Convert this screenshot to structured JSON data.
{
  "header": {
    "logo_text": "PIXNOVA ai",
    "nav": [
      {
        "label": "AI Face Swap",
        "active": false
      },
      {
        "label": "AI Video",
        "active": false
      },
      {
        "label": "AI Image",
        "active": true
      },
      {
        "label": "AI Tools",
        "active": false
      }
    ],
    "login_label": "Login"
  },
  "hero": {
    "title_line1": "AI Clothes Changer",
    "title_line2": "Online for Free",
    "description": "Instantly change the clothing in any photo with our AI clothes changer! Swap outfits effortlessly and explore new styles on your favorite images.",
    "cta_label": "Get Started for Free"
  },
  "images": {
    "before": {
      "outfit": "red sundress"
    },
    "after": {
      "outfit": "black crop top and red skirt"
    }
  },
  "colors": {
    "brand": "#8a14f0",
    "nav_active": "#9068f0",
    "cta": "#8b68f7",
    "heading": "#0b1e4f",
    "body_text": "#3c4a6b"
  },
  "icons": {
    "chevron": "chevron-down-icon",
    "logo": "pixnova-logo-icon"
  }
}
****************************************
Stated problem:
Please restate the records in full, word for word.

Response:
Convert this screenshot to structured JSON data.
{
  "header": {
    "logo_text": "PIXNOVA ai",
    "nav": [
      {
        "label": "AI Face Swap",
        "active": false
      },
      {
        "label": "AI Video",
        "active": false
      },
      {
        "label": "AI Image",
        "active": true
      },
      {
        "label": "AI Tools",
        "active": false
      }
    ],
    "login_label": "Login"
  },
  "hero": {
    "title_line1": "AI Clothes Changer",
    "title_line2": "Online for Free",
    "description": "Instantly change the clothing in any photo with our AI clothes changer! Swap outfits effortlessly and explore new styles on your favorite images.",
    "cta_label": "Get Started for Free"
  },
  "images": {
    "before": {
      "outfit": "red sundress"
    },
    "after": {
      "outfit": "black crop top and red skirt"
    }
  },
  "colors": {
    "brand": "#8a14f0",
    "nav_active": "#9068f0",
    "cta": "#8b68f7",
    "heading": "#0b1e4f",
    "body_text": "#3c4a6b"
  },
  "icons": {
    "chevron": "chevron-down-icon",
    "logo": "pixnova-logo-icon"
  }
}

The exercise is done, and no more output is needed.